◆ Provided records:
_ _ _ _

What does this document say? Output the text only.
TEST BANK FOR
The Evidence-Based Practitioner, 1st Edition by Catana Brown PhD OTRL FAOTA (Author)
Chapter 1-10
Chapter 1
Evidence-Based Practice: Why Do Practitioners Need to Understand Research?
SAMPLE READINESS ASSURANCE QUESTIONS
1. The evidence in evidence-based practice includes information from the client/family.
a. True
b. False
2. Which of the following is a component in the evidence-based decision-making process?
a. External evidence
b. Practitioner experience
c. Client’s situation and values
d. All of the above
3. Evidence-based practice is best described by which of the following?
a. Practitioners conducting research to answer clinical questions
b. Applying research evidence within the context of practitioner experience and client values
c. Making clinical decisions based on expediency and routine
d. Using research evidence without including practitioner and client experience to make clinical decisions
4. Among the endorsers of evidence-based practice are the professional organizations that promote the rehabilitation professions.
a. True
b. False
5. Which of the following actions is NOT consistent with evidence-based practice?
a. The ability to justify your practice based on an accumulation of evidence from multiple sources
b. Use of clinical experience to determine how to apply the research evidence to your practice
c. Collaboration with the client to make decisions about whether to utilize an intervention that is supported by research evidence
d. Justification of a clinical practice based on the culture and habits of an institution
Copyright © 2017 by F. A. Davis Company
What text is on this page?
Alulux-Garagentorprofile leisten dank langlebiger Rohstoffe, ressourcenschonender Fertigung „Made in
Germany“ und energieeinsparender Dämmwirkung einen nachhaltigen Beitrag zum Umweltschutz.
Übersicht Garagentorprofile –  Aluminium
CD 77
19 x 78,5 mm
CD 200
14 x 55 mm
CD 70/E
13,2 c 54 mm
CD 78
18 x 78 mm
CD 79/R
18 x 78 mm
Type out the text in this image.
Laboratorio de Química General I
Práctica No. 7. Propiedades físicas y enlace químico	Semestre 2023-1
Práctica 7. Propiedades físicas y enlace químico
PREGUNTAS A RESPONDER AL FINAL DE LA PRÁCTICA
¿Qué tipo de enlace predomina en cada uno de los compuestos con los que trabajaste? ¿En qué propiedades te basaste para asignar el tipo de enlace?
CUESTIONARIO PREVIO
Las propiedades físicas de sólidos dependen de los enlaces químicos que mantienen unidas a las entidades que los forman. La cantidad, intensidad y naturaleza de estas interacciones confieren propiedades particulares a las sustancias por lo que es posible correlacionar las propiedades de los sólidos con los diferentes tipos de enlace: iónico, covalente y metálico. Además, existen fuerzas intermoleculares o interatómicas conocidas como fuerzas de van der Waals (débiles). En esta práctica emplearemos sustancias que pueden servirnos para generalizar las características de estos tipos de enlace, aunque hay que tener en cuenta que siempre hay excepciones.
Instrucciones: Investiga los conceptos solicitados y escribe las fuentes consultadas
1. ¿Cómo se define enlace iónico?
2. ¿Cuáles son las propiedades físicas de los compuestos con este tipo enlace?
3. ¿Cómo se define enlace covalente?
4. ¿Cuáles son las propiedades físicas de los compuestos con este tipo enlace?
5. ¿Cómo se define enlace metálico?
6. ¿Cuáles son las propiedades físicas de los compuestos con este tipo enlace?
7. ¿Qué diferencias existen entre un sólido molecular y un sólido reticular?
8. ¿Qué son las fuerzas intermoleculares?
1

_ _ _ _

◆ Given task: Locate the word "make" in the entries, and copy every line where it is found.

◆ Exercise result:
d. Using research evidence without including practitioner and client experience to make clinical decisions
c. Collaboration with the client to make decisions about whether to utilize an intervention that is supported by research evidence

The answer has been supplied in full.